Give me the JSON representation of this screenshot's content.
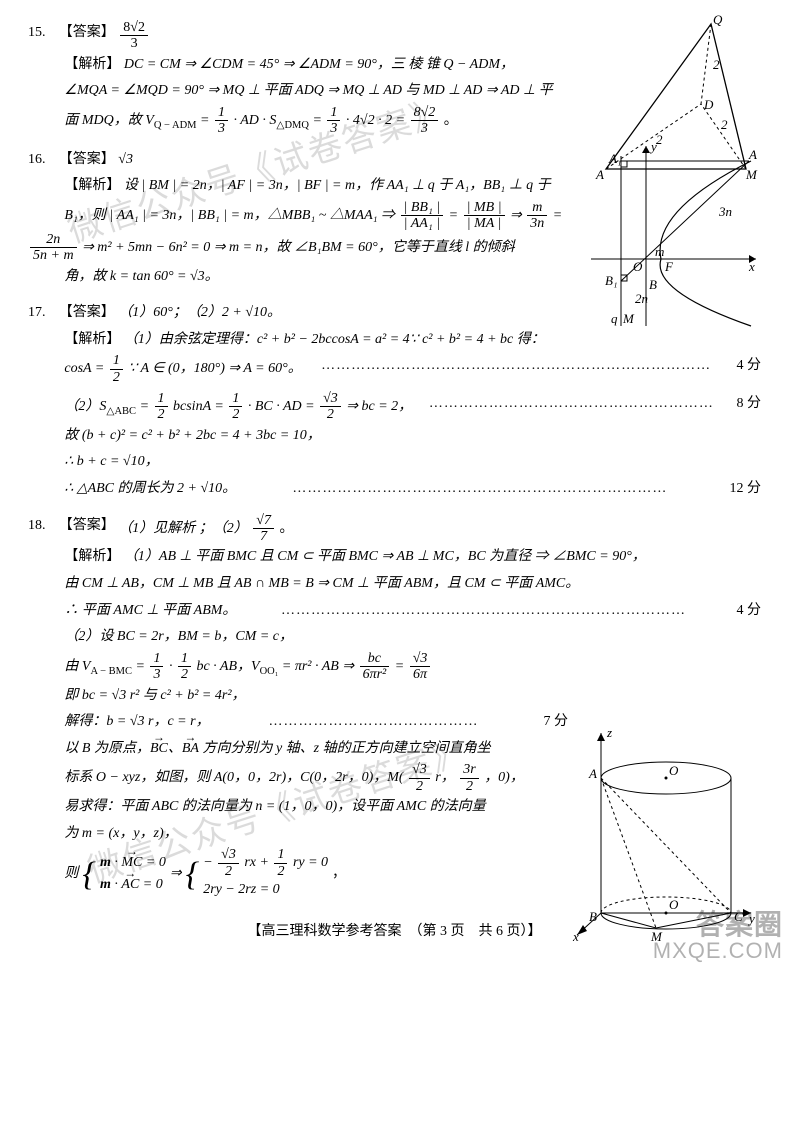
{
  "footer": "【高三理科数学参考答案　（第 3 页　共 6 页）】",
  "watermarks": [
    "微信公众号《试卷答案》",
    "微信公众号《试卷答案》"
  ],
  "corner": {
    "big": "答案圈",
    "small": "MXQE.COM"
  },
  "q15": {
    "num": "15.",
    "ans_label": "【答案】",
    "ans": {
      "num_tex": "8√2",
      "den": "3"
    },
    "jiexi_label": "【解析】",
    "line1_a": "DC = CM ⇒ ∠CDM = 45° ⇒ ∠ADM = 90°，三 棱 锥  Q − ADM，",
    "line2_a": "∠MQA = ∠MQD = 90° ⇒ MQ ⊥ 平面 ADQ ⇒ MQ ⊥ AD 与 MD ⊥ AD ⇒ AD ⊥ 平",
    "line3_prefix": "面 MDQ，故 V",
    "line3_sub": "Q − ADM",
    "line3_mid": " = ",
    "f1": {
      "n": "1",
      "d": "3"
    },
    "line3_mid2": " · AD · S",
    "line3_sub2": "△DMQ",
    "line3_mid3": " = ",
    "f2": {
      "n": "1",
      "d": "3"
    },
    "line3_mid4": " · 4√2 · 2 = ",
    "f3": {
      "n": "8√2",
      "d": "3"
    },
    "line3_end": "。",
    "fig": {
      "Q": "Q",
      "A": "A",
      "M": "M",
      "D": "D",
      "e1": "2",
      "e2": "2",
      "e3": "2"
    }
  },
  "q16": {
    "num": "16.",
    "ans_label": "【答案】",
    "ans_val": "√3",
    "jiexi_label": "【解析】",
    "l1a": "设 | BM | = 2n，| AF | = 3n，| BF | = m，作 AA₁ ⊥ q 于 A₁，BB₁ ⊥ q 于",
    "l2a": "B₁，则 | AA₁ | = 3n，| BB₁ | = m，△MBB₁ ~ △MAA₁ ⇒ ",
    "frac_bb_aa": {
      "n": "| BB₁ |",
      "d": "| AA₁ |"
    },
    "eq1": " = ",
    "frac_mb_ma": {
      "n": "| MB |",
      "d": "| MA |"
    },
    "eq2": " ⇒ ",
    "frac_m_3n": {
      "n": "m",
      "d": "3n"
    },
    "eq3": " = ",
    "l3_lhs": {
      "n": "2n",
      "d": "5n + m"
    },
    "l3a": " ⇒ m² + 5mn − 6n² = 0 ⇒ m = n，故 ∠B₁BM = 60°，它等于直线 l 的倾斜",
    "l4a": "角，故 k = tan 60° = √3。",
    "fig": {
      "A1": "A₁",
      "A": "A",
      "O": "O",
      "F": "F",
      "B1": "B₁",
      "B": "B",
      "M": "M",
      "q": "q",
      "x": "x",
      "y": "y",
      "m": "m",
      "n2": "2n",
      "n3": "3n"
    }
  },
  "q17": {
    "num": "17.",
    "ans_label": "【答案】",
    "ans_text": "（1）60°；（2）2 + √10。",
    "jiexi_label": "【解析】",
    "p1a": "（1）由余弦定理得：c² + b² − 2bccosA = a² = 4∵ c² + b² = 4 + bc 得：",
    "p1b_pre": "cosA = ",
    "half": {
      "n": "1",
      "d": "2"
    },
    "p1b_post": "∵ A ∈ (0，180°) ⇒ A = 60°。",
    "s4": "4 分",
    "p2a_pre": "（2）S",
    "p2a_sub": "△ABC",
    "p2a_mid": " = ",
    "half2": {
      "n": "1",
      "d": "2"
    },
    "p2a_mid2": "bcsinA = ",
    "half3": {
      "n": "1",
      "d": "2"
    },
    "p2a_mid3": " · BC · AD = ",
    "rt3_2": {
      "n": "√3",
      "d": "2"
    },
    "p2a_end": " ⇒ bc = 2，",
    "s8": "8 分",
    "p2b": "故 (b + c)² = c² + b² + 2bc = 4 + 3bc = 10，",
    "p2c": "∴ b + c = √10，",
    "p2d": "∴ △ABC 的周长为 2 + √10。",
    "s12": "12 分"
  },
  "q18": {
    "num": "18.",
    "ans_label": "【答案】",
    "ans_pre": "（1）见解析 ；（2）",
    "ans_frac": {
      "n": "√7",
      "d": "7"
    },
    "ans_post": "。",
    "jiexi_label": "【解析】",
    "l1": "（1）AB ⊥ 平面 BMC 且 CM ⊂ 平面 BMC ⇒ AB ⊥ MC，BC 为直径 ⇒ ∠BMC = 90°，",
    "l2": "由 CM ⊥ AB，CM ⊥ MB 且 AB ∩ MB = B ⇒ CM ⊥ 平面 ABM，且 CM ⊂ 平面 AMC。",
    "l3": "∴ 平面 AMC ⊥ 平面 ABM。",
    "s4": "4 分",
    "l4": "（2）设 BC = 2r，BM = b，CM = c，",
    "l5_pre": "由 V",
    "l5_sub": "A − BMC",
    "l5_eq": " = ",
    "f13": {
      "n": "1",
      "d": "3"
    },
    "dot": " · ",
    "f12": {
      "n": "1",
      "d": "2"
    },
    "l5_mid": "bc · AB，V",
    "l5_sub2": "OO₁",
    "l5_mid2": " = πr² · AB ⇒ ",
    "f_bc_6pr2": {
      "n": "bc",
      "d": "6πr²"
    },
    "eq": " = ",
    "f_r3_6p": {
      "n": "√3",
      "d": "6π"
    },
    "l6": "即 bc = √3 r² 与 c² + b² = 4r²，",
    "l7": "解得：b = √3 r，c = r，",
    "s7": "7 分",
    "l8": "以 B 为原点，BC、BA 方向分别为 y 轴、z 轴的正方向建立空间直角坐",
    "l9_pre": "标系 O − xyz，如图，则 A(0，0，2r)，C(0，2r，0)，M(",
    "f_s3_2": {
      "n": "√3",
      "d": "2"
    },
    "l9_mid": "r，",
    "f_3r_2": {
      "n": "3r",
      "d": "2"
    },
    "l9_post": "，0)，",
    "l10": "易求得：平面 ABC 的法向量为 n = (1，0，0)，设平面 AMC 的法向量",
    "l11": "为 m = (x，y，z)，",
    "sys_pre": "则",
    "sys1a": "m · MC = 0",
    "sys1b": "m · AC = 0",
    "sys_imp": " ⇒ ",
    "sys2a_pre": "− ",
    "sys2a_f": {
      "n": "√3",
      "d": "2"
    },
    "sys2a_mid": "rx + ",
    "sys2a_f2": {
      "n": "1",
      "d": "2"
    },
    "sys2a_post": "ry = 0",
    "sys2b": "2ry − 2rz = 0",
    "sys_end": "，",
    "fig": {
      "A": "A",
      "B": "B",
      "C": "C",
      "M": "M",
      "O": "O",
      "O2": "O",
      "x": "x",
      "y": "y",
      "z": "z"
    }
  }
}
────────────────────
• [Goal] Retype the listing exactly. Pictures do not belong in the copy.

• [Answer to the problem]
Give me the JSON representation of this screenshot's content.
{
  "footer": "【高三理科数学参考答案　（第 3 页　共 6 页）】",
  "watermarks": [
    "微信公众号《试卷答案》",
    "微信公众号《试卷答案》"
  ],
  "corner": {
    "big": "答案圈",
    "small": "MXQE.COM"
  },
  "q15": {
    "num": "15.",
    "ans_label": "【答案】",
    "ans": {
      "num_tex": "8√2",
      "den": "3"
    },
    "jiexi_label": "【解析】",
    "line1_a": "DC = CM ⇒ ∠CDM = 45° ⇒ ∠ADM = 90°，三 棱 锥  Q − ADM，",
    "line2_a": "∠MQA = ∠MQD = 90° ⇒ MQ ⊥ 平面 ADQ ⇒ MQ ⊥ AD 与 MD ⊥ AD ⇒ AD ⊥ 平",
    "line3_prefix": "面 MDQ，故 V",
    "line3_sub": "Q − ADM",
    "line3_mid": " = ",
    "f1": {
      "n": "1",
      "d": "3"
    },
    "line3_mid2": " · AD · S",
    "line3_sub2": "△DMQ",
    "line3_mid3": " = ",
    "f2": {
      "n": "1",
      "d": "3"
    },
    "line3_mid4": " · 4√2 · 2 = ",
    "f3": {
      "n": "8√2",
      "d": "3"
    },
    "line3_end": "。",
    "fig": {
      "Q": "Q",
      "A": "A",
      "M": "M",
      "D": "D",
      "e1": "2",
      "e2": "2",
      "e3": "2"
    }
  },
  "q16": {
    "num": "16.",
    "ans_label": "【答案】",
    "ans_val": "√3",
    "jiexi_label": "【解析】",
    "l1a": "设 | BM | = 2n，| AF | = 3n，| BF | = m，作 AA₁ ⊥ q 于 A₁，BB₁ ⊥ q 于",
    "l2a": "B₁，则 | AA₁ | = 3n，| BB₁ | = m，△MBB₁ ~ △MAA₁ ⇒ ",
    "frac_bb_aa": {
      "n": "| BB₁ |",
      "d": "| AA₁ |"
    },
    "eq1": " = ",
    "frac_mb_ma": {
      "n": "| MB |",
      "d": "| MA |"
    },
    "eq2": " ⇒ ",
    "frac_m_3n": {
      "n": "m",
      "d": "3n"
    },
    "eq3": " = ",
    "l3_lhs": {
      "n": "2n",
      "d": "5n + m"
    },
    "l3a": " ⇒ m² + 5mn − 6n² = 0 ⇒ m = n，故 ∠B₁BM = 60°，它等于直线 l 的倾斜",
    "l4a": "角，故 k = tan 60° = √3。",
    "fig": {
      "A1": "A₁",
      "A": "A",
      "O": "O",
      "F": "F",
      "B1": "B₁",
      "B": "B",
      "M": "M",
      "q": "q",
      "x": "x",
      "y": "y",
      "m": "m",
      "n2": "2n",
      "n3": "3n"
    }
  },
  "q17": {
    "num": "17.",
    "ans_label": "【答案】",
    "ans_text": "（1）60°；（2）2 + √10。",
    "jiexi_label": "【解析】",
    "p1a": "（1）由余弦定理得：c² + b² − 2bccosA = a² = 4∵ c² + b² = 4 + bc 得：",
    "p1b_pre": "cosA = ",
    "half": {
      "n": "1",
      "d": "2"
    },
    "p1b_post": "∵ A ∈ (0，180°) ⇒ A = 60°。",
    "s4": "4 分",
    "p2a_pre": "（2）S",
    "p2a_sub": "△ABC",
    "p2a_mid": " = ",
    "half2": {
      "n": "1",
      "d": "2"
    },
    "p2a_mid2": "bcsinA = ",
    "half3": {
      "n": "1",
      "d": "2"
    },
    "p2a_mid3": " · BC · AD = ",
    "rt3_2": {
      "n": "√3",
      "d": "2"
    },
    "p2a_end": " ⇒ bc = 2，",
    "s8": "8 分",
    "p2b": "故 (b + c)² = c² + b² + 2bc = 4 + 3bc = 10，",
    "p2c": "∴ b + c = √10，",
    "p2d": "∴ △ABC 的周长为 2 + √10。",
    "s12": "12 分"
  },
  "q18": {
    "num": "18.",
    "ans_label": "【答案】",
    "ans_pre": "（1）见解析 ；（2）",
    "ans_frac": {
      "n": "√7",
      "d": "7"
    },
    "ans_post": "。",
    "jiexi_label": "【解析】",
    "l1": "（1）AB ⊥ 平面 BMC 且 CM ⊂ 平面 BMC ⇒ AB ⊥ MC，BC 为直径 ⇒ ∠BMC = 90°，",
    "l2": "由 CM ⊥ AB，CM ⊥ MB 且 AB ∩ MB = B ⇒ CM ⊥ 平面 ABM，且 CM ⊂ 平面 AMC。",
    "l3": "∴ 平面 AMC ⊥ 平面 ABM。",
    "s4": "4 分",
    "l4": "（2）设 BC = 2r，BM = b，CM = c，",
    "l5_pre": "由 V",
    "l5_sub": "A − BMC",
    "l5_eq": " = ",
    "f13": {
      "n": "1",
      "d": "3"
    },
    "dot": " · ",
    "f12": {
      "n": "1",
      "d": "2"
    },
    "l5_mid": "bc · AB，V",
    "l5_sub2": "OO₁",
    "l5_mid2": " = πr² · AB ⇒ ",
    "f_bc_6pr2": {
      "n": "bc",
      "d": "6πr²"
    },
    "eq": " = ",
    "f_r3_6p": {
      "n": "√3",
      "d": "6π"
    },
    "l6": "即 bc = √3 r² 与 c² + b² = 4r²，",
    "l7": "解得：b = √3 r，c = r，",
    "s7": "7 分",
    "l8": "以 B 为原点，BC、BA 方向分别为 y 轴、z 轴的正方向建立空间直角坐",
    "l9_pre": "标系 O − xyz，如图，则 A(0，0，2r)，C(0，2r，0)，M(",
    "f_s3_2": {
      "n": "√3",
      "d": "2"
    },
    "l9_mid": "r，",
    "f_3r_2": {
      "n": "3r",
      "d": "2"
    },
    "l9_post": "，0)，",
    "l10": "易求得：平面 ABC 的法向量为 n = (1，0，0)，设平面 AMC 的法向量",
    "l11": "为 m = (x，y，z)，",
    "sys_pre": "则",
    "sys1a": "m · MC = 0",
    "sys1b": "m · AC = 0",
    "sys_imp": " ⇒ ",
    "sys2a_pre": "− ",
    "sys2a_f": {
      "n": "√3",
      "d": "2"
    },
    "sys2a_mid": "rx + ",
    "sys2a_f2": {
      "n": "1",
      "d": "2"
    },
    "sys2a_post": "ry = 0",
    "sys2b": "2ry − 2rz = 0",
    "sys_end": "，",
    "fig": {
      "A": "A",
      "B": "B",
      "C": "C",
      "M": "M",
      "O": "O",
      "O2": "O",
      "x": "x",
      "y": "y",
      "z": "z"
    }
  }
}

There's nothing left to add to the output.